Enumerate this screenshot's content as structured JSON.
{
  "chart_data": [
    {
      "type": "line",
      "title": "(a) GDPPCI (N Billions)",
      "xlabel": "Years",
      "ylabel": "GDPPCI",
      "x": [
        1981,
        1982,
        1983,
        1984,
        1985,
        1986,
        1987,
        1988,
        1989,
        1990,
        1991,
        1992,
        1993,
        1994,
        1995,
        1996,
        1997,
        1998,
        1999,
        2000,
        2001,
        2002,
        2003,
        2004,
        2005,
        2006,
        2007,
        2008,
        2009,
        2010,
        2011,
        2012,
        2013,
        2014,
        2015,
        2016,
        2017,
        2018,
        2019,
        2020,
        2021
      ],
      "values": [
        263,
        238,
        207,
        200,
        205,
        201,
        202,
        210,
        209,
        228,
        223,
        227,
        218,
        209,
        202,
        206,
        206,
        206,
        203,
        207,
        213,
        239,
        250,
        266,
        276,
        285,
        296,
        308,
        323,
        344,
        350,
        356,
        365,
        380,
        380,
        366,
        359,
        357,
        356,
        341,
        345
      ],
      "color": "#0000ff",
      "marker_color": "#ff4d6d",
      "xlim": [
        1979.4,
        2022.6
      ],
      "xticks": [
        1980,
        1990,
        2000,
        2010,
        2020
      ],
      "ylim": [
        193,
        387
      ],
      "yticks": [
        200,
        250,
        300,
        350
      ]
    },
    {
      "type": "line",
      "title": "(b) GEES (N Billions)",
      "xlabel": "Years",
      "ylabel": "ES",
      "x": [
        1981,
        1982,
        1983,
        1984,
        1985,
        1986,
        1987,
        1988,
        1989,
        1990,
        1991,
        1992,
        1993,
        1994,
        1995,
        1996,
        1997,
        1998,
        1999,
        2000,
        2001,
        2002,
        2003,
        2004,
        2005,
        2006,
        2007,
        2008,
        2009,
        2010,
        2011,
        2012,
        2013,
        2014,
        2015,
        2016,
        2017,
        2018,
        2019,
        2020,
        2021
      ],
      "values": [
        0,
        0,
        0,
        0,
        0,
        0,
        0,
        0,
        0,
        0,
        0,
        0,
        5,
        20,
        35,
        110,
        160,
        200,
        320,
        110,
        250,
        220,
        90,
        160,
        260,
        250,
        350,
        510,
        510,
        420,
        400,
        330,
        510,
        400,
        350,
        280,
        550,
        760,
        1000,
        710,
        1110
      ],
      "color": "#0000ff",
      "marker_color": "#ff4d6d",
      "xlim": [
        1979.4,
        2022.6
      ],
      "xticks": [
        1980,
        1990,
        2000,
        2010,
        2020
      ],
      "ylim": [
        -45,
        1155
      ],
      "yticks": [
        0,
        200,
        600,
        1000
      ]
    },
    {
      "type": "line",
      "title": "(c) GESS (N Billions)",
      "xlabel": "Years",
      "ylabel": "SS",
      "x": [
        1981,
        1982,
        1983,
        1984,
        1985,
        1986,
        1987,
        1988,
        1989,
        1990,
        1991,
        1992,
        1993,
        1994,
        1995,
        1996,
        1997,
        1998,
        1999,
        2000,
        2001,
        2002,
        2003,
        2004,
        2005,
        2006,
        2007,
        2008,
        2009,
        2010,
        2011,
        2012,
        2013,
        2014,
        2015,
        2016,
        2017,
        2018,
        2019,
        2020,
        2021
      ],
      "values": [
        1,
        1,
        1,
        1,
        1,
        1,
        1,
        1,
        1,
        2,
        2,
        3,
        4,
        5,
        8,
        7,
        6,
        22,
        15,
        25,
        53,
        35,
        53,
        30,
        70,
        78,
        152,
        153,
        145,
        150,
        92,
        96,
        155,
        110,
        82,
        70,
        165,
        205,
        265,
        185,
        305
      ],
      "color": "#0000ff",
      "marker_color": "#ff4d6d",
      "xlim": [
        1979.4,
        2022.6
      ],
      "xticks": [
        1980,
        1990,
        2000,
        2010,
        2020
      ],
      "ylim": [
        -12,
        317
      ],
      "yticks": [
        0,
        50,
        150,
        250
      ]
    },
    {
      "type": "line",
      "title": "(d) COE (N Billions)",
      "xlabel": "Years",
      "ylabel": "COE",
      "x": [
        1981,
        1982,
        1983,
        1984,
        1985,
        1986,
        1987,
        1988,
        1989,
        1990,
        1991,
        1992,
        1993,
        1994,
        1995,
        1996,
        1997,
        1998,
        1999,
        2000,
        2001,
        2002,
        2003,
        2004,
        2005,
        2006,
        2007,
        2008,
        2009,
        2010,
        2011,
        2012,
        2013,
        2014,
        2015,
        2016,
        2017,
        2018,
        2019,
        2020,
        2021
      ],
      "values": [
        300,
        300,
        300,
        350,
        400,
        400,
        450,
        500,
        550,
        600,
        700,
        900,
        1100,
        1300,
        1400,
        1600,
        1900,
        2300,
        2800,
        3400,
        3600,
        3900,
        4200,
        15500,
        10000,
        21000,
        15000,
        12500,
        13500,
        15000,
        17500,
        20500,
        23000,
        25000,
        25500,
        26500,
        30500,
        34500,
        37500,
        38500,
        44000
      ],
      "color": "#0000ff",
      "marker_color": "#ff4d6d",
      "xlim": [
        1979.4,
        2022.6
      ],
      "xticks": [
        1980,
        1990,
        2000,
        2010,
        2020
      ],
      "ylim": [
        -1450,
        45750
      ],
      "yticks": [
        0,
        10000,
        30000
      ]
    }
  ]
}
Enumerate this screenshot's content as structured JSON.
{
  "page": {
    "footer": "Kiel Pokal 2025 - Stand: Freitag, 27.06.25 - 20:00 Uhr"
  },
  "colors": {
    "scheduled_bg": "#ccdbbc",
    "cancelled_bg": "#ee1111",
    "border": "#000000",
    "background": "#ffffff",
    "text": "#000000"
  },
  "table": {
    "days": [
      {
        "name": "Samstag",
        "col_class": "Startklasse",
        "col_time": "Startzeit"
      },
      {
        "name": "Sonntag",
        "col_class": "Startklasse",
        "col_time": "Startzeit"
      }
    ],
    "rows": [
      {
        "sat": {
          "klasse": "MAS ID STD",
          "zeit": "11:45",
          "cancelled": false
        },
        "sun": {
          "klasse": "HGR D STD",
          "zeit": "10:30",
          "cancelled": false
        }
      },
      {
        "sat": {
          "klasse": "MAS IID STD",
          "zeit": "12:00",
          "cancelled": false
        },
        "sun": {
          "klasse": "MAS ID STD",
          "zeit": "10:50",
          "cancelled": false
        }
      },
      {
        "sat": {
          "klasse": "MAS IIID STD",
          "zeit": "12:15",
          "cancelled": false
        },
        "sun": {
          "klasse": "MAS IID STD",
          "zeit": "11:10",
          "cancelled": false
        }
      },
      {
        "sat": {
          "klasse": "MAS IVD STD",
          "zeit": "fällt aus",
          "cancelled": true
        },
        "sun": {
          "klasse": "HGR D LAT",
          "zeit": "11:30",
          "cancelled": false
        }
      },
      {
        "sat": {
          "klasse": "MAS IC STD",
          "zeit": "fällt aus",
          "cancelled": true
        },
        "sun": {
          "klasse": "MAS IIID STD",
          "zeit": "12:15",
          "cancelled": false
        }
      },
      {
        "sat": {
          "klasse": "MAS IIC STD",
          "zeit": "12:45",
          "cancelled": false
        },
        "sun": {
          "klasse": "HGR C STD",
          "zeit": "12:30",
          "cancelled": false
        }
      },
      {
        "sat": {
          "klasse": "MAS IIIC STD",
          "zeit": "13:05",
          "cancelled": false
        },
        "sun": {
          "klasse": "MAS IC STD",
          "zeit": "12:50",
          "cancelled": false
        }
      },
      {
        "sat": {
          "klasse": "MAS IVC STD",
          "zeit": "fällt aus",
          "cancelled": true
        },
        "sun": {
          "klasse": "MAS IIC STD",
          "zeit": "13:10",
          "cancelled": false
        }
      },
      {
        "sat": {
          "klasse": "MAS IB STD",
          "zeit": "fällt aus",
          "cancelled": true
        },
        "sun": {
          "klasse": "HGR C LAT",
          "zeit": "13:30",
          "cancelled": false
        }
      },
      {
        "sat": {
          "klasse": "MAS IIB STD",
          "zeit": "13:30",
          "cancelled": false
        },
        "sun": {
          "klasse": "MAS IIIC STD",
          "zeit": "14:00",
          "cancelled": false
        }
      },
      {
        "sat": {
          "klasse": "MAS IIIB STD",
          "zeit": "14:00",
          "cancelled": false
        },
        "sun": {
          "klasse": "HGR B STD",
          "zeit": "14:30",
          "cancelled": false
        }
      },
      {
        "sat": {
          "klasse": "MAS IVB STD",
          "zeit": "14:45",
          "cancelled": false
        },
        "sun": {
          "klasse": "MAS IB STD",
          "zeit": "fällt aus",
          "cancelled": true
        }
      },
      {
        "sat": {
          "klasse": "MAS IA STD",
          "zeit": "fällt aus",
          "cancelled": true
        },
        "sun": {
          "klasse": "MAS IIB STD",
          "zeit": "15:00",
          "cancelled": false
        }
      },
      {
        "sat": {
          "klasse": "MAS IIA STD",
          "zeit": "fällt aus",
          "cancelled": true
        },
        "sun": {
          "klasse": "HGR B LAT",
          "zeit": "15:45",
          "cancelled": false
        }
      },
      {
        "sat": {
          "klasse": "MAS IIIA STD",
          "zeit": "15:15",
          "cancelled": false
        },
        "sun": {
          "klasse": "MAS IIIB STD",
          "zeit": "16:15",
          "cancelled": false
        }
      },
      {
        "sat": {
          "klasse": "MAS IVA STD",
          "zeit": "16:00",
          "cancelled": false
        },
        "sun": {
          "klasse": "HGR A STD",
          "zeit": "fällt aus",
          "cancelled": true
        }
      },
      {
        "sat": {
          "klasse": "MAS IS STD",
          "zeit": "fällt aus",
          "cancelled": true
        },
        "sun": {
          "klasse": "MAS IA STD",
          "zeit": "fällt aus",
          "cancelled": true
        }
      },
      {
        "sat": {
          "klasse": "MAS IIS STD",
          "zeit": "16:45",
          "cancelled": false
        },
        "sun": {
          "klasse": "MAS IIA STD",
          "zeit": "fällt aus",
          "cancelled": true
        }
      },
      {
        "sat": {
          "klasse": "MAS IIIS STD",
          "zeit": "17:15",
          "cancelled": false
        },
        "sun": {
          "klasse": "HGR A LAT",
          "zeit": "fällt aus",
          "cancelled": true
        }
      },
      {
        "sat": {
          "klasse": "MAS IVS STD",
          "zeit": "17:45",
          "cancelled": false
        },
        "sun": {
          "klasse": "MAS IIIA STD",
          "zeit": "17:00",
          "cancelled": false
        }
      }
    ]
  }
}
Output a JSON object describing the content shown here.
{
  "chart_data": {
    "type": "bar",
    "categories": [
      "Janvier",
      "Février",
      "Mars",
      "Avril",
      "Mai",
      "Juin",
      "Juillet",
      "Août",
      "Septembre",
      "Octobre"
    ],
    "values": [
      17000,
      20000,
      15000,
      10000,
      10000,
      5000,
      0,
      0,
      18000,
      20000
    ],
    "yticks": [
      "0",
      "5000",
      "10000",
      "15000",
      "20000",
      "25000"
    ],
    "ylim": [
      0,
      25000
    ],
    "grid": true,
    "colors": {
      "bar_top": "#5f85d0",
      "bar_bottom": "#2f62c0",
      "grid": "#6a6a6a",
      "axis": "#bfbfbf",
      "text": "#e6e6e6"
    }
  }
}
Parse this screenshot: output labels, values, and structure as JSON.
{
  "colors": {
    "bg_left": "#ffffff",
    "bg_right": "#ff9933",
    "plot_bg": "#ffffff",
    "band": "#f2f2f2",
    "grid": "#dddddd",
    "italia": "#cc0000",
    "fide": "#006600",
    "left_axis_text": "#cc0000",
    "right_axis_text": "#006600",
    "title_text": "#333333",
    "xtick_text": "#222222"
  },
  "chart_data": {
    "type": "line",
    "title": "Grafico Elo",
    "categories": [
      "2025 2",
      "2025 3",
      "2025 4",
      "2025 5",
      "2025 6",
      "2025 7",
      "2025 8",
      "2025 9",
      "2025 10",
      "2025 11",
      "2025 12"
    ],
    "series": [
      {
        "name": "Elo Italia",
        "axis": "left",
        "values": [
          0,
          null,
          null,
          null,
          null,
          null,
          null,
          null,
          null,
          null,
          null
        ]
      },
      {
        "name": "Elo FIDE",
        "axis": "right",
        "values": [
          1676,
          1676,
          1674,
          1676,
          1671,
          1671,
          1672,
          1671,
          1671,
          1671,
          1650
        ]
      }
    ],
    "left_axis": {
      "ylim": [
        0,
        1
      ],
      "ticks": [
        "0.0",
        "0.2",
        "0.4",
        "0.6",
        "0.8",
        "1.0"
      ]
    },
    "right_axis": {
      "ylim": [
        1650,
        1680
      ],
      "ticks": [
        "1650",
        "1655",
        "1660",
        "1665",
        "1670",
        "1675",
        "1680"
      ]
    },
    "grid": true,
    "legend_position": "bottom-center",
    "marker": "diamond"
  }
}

·····

Aim of the exercise: Report the number of lines holding the string "ffffff", without any other words.

Written solution: 3